** start EXERCISE INPUT **

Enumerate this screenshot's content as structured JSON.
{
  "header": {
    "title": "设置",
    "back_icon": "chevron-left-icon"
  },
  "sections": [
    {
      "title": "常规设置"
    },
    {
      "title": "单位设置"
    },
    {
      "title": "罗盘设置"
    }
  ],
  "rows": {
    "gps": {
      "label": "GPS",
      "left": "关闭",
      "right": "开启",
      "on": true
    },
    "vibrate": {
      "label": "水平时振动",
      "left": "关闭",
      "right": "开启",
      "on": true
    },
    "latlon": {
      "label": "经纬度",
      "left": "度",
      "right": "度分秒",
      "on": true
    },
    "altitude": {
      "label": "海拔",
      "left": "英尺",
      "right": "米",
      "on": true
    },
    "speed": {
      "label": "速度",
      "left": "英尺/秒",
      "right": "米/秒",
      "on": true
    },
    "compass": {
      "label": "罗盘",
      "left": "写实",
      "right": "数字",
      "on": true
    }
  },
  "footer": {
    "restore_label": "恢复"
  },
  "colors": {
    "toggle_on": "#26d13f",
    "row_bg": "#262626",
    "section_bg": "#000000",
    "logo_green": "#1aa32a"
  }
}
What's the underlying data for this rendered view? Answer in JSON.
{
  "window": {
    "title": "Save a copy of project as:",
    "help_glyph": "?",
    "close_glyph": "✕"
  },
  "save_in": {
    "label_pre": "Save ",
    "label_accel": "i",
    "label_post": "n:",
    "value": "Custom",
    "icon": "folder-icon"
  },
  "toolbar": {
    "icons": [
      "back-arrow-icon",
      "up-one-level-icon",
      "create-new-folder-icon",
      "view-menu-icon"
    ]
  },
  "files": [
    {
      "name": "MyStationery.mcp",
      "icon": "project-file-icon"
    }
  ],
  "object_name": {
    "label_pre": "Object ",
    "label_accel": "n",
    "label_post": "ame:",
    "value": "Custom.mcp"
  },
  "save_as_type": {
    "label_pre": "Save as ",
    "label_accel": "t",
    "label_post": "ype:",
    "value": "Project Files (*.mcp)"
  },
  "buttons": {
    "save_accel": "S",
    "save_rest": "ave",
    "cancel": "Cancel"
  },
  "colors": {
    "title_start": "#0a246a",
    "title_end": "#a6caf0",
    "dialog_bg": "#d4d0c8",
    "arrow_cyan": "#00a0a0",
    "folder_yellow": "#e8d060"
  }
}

** end EXERCISE INPUT **

• INSTRUCTION:
Repeat each record exactly, leaving nothing out.

• EXERCISE SOLUTION:
Enumerate this screenshot's content as structured JSON.
{
  "header": {
    "title": "设置",
    "back_icon": "chevron-left-icon"
  },
  "sections": [
    {
      "title": "常规设置"
    },
    {
      "title": "单位设置"
    },
    {
      "title": "罗盘设置"
    }
  ],
  "rows": {
    "gps": {
      "label": "GPS",
      "left": "关闭",
      "right": "开启",
      "on": true
    },
    "vibrate": {
      "label": "水平时振动",
      "left": "关闭",
      "right": "开启",
      "on": true
    },
    "latlon": {
      "label": "经纬度",
      "left": "度",
      "right": "度分秒",
      "on": true
    },
    "altitude": {
      "label": "海拔",
      "left": "英尺",
      "right": "米",
      "on": true
    },
    "speed": {
      "label": "速度",
      "left": "英尺/秒",
      "right": "米/秒",
      "on": true
    },
    "compass": {
      "label": "罗盘",
      "left": "写实",
      "right": "数字",
      "on": true
    }
  },
  "footer": {
    "restore_label": "恢复"
  },
  "colors": {
    "toggle_on": "#26d13f",
    "row_bg": "#262626",
    "section_bg": "#000000",
    "logo_green": "#1aa32a"
  }
}
What's the underlying data for this rendered view? Answer in JSON.
{
  "window": {
    "title": "Save a copy of project as:",
    "help_glyph": "?",
    "close_glyph": "✕"
  },
  "save_in": {
    "label_pre": "Save ",
    "label_accel": "i",
    "label_post": "n:",
    "value": "Custom",
    "icon": "folder-icon"
  },
  "toolbar": {
    "icons": [
      "back-arrow-icon",
      "up-one-level-icon",
      "create-new-folder-icon",
      "view-menu-icon"
    ]
  },
  "files": [
    {
      "name": "MyStationery.mcp",
      "icon": "project-file-icon"
    }
  ],
  "object_name": {
    "label_pre": "Object ",
    "label_accel": "n",
    "label_post": "ame:",
    "value": "Custom.mcp"
  },
  "save_as_type": {
    "label_pre": "Save as ",
    "label_accel": "t",
    "label_post": "ype:",
    "value": "Project Files (*.mcp)"
  },
  "buttons": {
    "save_accel": "S",
    "save_rest": "ave",
    "cancel": "Cancel"
  },
  "colors": {
    "title_start": "#0a246a",
    "title_end": "#a6caf0",
    "dialog_bg": "#d4d0c8",
    "arrow_cyan": "#00a0a0",
    "folder_yellow": "#e8d060"
  }
}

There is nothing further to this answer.